» Your instructions: Output every line below exactly.

» Listing:

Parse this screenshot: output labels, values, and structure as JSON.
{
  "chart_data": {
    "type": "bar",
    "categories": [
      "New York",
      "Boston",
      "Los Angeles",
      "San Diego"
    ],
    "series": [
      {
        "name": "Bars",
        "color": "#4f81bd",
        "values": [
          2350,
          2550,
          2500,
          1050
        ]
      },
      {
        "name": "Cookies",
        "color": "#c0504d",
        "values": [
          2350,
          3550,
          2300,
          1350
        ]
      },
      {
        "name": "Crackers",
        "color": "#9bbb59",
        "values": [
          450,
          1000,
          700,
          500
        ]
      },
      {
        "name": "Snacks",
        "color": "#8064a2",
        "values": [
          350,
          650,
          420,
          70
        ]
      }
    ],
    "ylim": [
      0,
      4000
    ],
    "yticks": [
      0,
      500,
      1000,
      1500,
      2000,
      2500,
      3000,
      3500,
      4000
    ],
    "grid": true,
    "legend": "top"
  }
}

» Expected answer:
Parse this screenshot: output labels, values, and structure as JSON.
{
  "chart_data": {
    "type": "bar",
    "categories": [
      "New York",
      "Boston",
      "Los Angeles",
      "San Diego"
    ],
    "series": [
      {
        "name": "Bars",
        "color": "#4f81bd",
        "values": [
          2350,
          2550,
          2500,
          1050
        ]
      },
      {
        "name": "Cookies",
        "color": "#c0504d",
        "values": [
          2350,
          3550,
          2300,
          1350
        ]
      },
      {
        "name": "Crackers",
        "color": "#9bbb59",
        "values": [
          450,
          1000,
          700,
          500
        ]
      },
      {
        "name": "Snacks",
        "color": "#8064a2",
        "values": [
          350,
          650,
          420,
          70
        ]
      }
    ],
    "ylim": [
      0,
      4000
    ],
    "yticks": [
      0,
      500,
      1000,
      1500,
      2000,
      2500,
      3000,
      3500,
      4000
    ],
    "grid": true,
    "legend": "top"
  }
}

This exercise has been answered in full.